* **Task instructions**
In the material below, the lines containing the word "JSON" are required; copy each of them.

* **Excerpted records**
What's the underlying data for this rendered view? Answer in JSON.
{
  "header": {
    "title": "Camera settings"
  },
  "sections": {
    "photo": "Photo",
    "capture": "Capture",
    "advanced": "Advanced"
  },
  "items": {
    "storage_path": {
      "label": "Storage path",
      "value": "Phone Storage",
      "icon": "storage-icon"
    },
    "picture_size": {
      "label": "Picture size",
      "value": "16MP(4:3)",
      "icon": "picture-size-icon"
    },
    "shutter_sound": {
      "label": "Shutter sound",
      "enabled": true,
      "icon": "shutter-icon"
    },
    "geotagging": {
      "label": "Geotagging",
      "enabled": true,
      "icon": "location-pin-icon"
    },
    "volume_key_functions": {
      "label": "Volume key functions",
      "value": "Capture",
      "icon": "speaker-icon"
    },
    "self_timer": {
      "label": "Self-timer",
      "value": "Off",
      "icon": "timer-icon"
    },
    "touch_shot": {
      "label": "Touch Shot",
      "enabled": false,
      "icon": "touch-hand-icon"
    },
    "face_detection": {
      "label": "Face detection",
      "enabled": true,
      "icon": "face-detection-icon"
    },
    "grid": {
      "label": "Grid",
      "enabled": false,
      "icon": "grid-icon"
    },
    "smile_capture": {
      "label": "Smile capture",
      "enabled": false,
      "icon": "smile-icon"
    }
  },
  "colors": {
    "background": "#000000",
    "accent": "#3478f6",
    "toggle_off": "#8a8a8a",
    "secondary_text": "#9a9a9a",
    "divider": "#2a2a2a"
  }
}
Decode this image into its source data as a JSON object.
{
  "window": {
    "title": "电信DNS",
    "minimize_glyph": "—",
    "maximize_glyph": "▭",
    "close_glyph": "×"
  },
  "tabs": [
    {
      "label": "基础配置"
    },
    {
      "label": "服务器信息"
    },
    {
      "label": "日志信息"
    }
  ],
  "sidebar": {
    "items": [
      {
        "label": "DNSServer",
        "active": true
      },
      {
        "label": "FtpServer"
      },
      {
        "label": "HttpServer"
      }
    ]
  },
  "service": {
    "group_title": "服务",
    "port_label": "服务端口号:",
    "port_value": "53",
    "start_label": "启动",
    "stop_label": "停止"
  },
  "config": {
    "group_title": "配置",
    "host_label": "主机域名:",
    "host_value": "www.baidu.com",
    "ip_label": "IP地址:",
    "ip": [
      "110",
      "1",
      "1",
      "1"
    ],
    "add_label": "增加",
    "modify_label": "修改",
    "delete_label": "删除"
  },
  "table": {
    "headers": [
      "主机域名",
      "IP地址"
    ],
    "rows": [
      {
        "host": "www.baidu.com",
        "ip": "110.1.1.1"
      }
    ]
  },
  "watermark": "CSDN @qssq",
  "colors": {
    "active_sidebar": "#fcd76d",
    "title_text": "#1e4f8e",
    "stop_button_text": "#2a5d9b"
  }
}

* **Task solution**
What's the underlying data for this rendered view? Answer in JSON.
Decode this image into its source data as a JSON object.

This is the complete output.